### [REQUIRED TASK]
Scan the entries below and extract each line with the word "January" in it.

════════════════

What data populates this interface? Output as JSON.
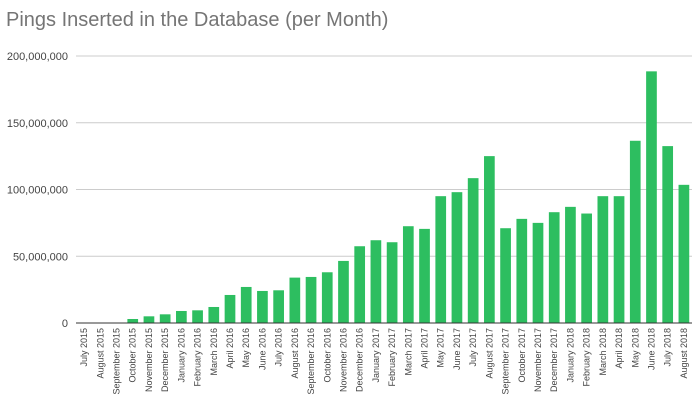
{
  "chart_data": {
    "type": "bar",
    "title": "Pings Inserted in the Database (per Month)",
    "xlabel": "",
    "ylabel": "",
    "ylim": [
      0,
      200000000
    ],
    "yticks": [
      0,
      50000000,
      100000000,
      150000000,
      200000000
    ],
    "ytick_labels": [
      "0",
      "50,000,000",
      "100,000,000",
      "150,000,000",
      "200,000,000"
    ],
    "grid": true,
    "legend": "none",
    "bar_color": "#2DBE60",
    "categories": [
      "July 2015",
      "August 2015",
      "September 2015",
      "October 2015",
      "November 2015",
      "December 2015",
      "January 2016",
      "February 2016",
      "March 2016",
      "April 2016",
      "May 2016",
      "June 2016",
      "July 2016",
      "August 2016",
      "September 2016",
      "October 2016",
      "November 2016",
      "December 2016",
      "January 2017",
      "February 2017",
      "March 2017",
      "April 2017",
      "May 2017",
      "June 2017",
      "July 2017",
      "August 2017",
      "September 2017",
      "October 2017",
      "November 2017",
      "December 2017",
      "January 2018",
      "February 2018",
      "March 2018",
      "April 2018",
      "May 2018",
      "June 2018",
      "July 2018",
      "August 2018"
    ],
    "values": [
      0,
      0,
      0,
      3000000,
      5000000,
      6500000,
      9000000,
      9500000,
      12000000,
      21000000,
      27000000,
      24000000,
      24500000,
      34000000,
      34500000,
      38000000,
      46500000,
      57500000,
      62000000,
      60500000,
      72500000,
      70500000,
      95000000,
      98000000,
      108500000,
      125000000,
      71000000,
      78000000,
      75000000,
      83000000,
      87000000,
      82000000,
      95000000,
      95000000,
      136500000,
      188500000,
      132500000,
      103500000
    ]
  }
}
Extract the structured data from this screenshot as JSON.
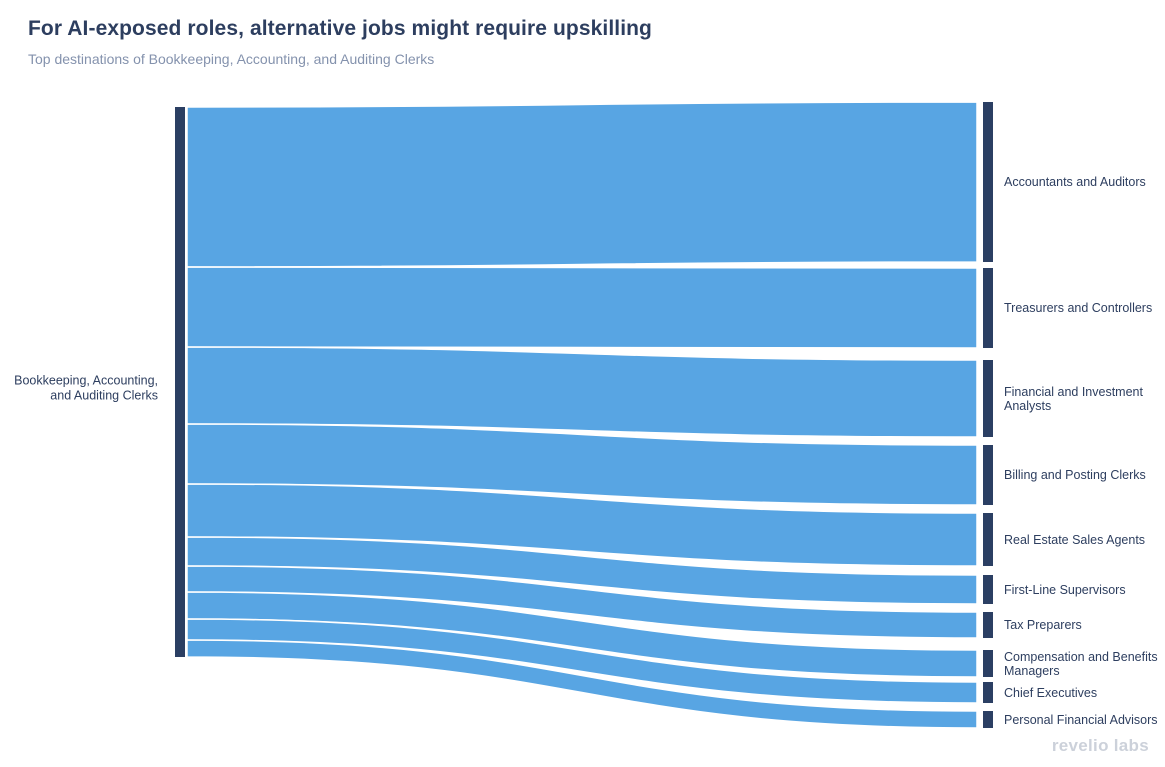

════════════════

### [TASK OUTPUT]
      "January 2016",
      "January 2017",
      "January 2018",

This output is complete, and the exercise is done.